## Begin EXERCISE DATA
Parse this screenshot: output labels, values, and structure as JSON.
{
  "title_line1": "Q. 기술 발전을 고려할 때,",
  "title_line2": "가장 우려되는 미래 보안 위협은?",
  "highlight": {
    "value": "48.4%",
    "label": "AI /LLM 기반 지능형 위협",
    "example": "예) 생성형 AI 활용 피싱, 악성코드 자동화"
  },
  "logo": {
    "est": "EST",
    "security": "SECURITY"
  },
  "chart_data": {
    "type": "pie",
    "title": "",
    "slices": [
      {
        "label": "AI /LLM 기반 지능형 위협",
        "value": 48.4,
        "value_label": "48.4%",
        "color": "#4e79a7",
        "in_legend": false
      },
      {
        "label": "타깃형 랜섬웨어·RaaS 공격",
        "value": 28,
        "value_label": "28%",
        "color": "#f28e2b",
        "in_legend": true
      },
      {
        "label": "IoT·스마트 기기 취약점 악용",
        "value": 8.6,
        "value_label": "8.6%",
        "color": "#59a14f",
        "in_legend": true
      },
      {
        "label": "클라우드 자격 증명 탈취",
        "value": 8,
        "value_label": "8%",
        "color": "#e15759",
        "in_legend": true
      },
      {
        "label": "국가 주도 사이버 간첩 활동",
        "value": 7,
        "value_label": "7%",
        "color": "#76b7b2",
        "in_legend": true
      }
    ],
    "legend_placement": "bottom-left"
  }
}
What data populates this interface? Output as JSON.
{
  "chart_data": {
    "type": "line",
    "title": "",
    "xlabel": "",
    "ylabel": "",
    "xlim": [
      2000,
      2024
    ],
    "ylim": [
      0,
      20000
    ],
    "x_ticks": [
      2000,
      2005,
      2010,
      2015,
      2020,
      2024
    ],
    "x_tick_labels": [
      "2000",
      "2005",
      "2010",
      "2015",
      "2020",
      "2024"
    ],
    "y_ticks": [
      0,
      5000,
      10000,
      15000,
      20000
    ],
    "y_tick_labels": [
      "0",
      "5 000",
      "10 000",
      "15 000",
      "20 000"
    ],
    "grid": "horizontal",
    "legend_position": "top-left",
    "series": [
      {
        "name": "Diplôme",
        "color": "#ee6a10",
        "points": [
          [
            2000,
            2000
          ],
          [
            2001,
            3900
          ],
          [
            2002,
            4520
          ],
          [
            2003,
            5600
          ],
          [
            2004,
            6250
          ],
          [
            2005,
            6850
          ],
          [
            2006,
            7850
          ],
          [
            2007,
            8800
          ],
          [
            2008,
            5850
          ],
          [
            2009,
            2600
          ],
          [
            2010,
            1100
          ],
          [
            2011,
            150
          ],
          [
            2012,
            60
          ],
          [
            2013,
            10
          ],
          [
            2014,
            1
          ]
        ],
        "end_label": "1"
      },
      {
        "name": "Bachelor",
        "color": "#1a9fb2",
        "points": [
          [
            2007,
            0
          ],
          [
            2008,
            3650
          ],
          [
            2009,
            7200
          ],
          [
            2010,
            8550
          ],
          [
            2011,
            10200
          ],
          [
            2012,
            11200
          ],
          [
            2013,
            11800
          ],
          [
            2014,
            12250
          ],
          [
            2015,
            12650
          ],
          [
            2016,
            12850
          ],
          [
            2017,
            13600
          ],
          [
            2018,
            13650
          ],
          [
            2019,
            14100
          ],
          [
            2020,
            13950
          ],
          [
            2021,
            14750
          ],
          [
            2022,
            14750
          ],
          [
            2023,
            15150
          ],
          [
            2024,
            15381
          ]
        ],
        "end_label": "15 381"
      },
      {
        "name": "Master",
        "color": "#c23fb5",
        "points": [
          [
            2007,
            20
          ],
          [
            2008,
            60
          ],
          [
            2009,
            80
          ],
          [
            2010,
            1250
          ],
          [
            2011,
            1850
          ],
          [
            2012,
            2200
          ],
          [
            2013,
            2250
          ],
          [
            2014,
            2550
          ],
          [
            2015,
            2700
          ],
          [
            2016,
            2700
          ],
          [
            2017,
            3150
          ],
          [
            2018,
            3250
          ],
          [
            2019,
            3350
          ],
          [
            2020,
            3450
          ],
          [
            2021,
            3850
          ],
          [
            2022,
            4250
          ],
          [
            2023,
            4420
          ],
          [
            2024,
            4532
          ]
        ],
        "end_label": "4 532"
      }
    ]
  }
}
## End EXERCISE DATA
INSTRUCTIONS FOR THE TASK:
From the entries above, select each line containing the string "this".

IN RESPONSE:
Parse this screenshot: output labels, values, and structure as JSON.
What data populates this interface? Output as JSON.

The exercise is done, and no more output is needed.